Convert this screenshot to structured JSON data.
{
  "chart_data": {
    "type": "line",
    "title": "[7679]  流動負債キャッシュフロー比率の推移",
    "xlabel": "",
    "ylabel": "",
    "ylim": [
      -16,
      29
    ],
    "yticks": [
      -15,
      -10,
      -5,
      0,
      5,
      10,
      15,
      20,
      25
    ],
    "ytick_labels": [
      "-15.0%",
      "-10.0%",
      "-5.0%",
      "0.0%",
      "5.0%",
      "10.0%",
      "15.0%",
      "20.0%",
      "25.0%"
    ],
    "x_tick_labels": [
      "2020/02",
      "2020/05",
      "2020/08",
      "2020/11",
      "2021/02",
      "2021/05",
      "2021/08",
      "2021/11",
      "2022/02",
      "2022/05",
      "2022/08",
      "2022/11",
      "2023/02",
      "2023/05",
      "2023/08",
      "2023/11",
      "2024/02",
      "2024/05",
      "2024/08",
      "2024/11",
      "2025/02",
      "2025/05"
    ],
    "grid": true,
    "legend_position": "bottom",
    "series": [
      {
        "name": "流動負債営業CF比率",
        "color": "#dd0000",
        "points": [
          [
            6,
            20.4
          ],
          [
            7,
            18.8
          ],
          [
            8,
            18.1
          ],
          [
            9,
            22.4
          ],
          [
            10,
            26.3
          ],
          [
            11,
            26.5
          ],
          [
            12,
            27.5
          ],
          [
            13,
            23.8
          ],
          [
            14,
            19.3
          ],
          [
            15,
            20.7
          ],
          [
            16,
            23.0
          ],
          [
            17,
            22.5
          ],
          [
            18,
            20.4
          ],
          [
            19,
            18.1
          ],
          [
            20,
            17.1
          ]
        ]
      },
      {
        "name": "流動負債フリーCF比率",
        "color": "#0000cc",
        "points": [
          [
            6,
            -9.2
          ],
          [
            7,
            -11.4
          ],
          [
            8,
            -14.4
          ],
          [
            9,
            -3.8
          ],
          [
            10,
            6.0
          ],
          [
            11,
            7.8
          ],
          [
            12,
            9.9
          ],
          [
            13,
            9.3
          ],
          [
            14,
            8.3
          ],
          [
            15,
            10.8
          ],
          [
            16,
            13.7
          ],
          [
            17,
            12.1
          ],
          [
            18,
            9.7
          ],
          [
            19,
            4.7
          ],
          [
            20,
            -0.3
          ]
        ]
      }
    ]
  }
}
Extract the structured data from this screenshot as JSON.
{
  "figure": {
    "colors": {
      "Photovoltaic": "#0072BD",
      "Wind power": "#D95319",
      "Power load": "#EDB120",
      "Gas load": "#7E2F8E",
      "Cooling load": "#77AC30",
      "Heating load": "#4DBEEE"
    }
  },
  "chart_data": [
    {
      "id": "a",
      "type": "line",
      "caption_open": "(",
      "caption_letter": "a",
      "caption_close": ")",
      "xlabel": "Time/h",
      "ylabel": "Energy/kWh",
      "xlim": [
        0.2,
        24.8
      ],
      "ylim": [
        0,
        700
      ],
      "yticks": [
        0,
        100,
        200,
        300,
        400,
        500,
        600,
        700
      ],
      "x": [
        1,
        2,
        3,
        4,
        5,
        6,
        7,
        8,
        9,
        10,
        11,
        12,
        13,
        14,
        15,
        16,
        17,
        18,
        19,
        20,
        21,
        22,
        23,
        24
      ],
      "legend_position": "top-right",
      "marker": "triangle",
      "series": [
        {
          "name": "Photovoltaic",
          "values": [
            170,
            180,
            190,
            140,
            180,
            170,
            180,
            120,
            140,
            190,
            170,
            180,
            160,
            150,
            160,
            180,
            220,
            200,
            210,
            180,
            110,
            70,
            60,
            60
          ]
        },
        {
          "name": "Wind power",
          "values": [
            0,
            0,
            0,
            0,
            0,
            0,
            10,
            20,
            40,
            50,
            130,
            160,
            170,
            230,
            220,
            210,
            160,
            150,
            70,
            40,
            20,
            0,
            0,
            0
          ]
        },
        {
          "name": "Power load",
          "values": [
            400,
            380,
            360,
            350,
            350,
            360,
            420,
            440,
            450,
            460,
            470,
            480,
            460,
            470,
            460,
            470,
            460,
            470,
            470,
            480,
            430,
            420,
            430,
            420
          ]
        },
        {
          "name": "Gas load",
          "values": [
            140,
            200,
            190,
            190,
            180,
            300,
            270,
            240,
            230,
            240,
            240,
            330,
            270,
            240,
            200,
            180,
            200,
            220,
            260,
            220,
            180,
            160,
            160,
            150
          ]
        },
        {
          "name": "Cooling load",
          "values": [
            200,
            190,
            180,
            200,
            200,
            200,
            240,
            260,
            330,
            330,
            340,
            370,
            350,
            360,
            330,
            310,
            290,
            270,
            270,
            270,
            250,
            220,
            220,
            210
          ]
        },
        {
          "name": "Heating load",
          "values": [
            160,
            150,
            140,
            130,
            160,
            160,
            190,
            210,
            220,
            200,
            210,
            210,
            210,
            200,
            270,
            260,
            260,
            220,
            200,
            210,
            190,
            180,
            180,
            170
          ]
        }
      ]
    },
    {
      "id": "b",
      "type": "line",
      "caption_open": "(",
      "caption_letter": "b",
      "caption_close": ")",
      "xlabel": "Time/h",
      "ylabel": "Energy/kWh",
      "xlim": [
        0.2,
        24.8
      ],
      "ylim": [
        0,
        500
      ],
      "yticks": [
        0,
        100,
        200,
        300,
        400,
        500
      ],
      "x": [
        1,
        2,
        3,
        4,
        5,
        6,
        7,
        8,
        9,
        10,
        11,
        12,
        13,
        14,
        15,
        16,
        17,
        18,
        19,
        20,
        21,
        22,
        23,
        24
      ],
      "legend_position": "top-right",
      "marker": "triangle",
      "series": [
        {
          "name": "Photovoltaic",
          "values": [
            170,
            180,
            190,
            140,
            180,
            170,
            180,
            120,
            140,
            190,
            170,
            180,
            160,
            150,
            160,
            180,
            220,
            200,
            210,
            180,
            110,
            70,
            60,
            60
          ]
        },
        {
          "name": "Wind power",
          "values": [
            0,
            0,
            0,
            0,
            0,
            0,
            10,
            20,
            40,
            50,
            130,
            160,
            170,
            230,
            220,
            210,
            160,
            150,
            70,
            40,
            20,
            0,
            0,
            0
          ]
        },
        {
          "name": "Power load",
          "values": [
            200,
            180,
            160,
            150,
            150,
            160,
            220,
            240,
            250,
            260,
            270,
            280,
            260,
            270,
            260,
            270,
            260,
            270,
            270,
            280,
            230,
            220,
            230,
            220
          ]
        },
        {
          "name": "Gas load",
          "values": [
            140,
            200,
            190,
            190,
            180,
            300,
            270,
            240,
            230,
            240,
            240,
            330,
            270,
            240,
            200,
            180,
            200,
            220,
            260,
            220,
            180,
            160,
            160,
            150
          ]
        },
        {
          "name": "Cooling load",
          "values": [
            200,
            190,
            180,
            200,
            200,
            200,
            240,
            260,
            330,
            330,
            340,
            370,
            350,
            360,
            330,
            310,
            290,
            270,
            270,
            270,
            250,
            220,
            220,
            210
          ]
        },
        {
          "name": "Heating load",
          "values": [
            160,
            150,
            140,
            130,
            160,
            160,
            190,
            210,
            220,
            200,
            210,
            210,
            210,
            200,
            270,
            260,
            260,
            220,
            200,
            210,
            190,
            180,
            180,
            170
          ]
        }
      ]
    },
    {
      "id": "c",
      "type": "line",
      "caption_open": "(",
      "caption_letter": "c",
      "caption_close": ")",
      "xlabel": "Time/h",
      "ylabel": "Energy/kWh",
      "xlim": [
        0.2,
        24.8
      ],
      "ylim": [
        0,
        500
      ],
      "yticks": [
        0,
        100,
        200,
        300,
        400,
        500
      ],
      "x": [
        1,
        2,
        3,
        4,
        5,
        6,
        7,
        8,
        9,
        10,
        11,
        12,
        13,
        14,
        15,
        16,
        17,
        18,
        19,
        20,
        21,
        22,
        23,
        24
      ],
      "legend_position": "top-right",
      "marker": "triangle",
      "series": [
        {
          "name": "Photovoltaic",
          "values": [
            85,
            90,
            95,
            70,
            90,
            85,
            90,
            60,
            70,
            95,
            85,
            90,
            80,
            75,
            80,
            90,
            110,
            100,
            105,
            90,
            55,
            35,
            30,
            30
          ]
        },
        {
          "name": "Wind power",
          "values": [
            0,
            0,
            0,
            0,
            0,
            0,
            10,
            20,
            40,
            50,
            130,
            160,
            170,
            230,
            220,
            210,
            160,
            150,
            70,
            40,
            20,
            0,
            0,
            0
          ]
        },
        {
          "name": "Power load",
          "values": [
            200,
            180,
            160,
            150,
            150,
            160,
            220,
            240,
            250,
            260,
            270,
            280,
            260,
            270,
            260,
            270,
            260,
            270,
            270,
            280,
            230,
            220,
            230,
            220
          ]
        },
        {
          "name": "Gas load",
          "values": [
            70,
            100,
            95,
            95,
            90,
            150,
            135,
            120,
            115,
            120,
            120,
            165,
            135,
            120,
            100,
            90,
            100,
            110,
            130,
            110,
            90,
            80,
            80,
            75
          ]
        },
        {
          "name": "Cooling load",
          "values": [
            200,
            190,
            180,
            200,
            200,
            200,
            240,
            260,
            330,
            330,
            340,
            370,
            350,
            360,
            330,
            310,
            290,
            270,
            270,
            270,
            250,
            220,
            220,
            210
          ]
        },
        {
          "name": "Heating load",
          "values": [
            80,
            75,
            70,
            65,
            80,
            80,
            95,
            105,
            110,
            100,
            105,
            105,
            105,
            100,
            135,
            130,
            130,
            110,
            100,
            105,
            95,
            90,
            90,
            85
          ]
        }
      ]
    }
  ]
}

### Aim of the exercise:
Pick out and copy the lines of the entries that hold the string "structured".

### Exercise output:
Convert this screenshot to structured JSON data.
Extract the structured data from this screenshot as JSON.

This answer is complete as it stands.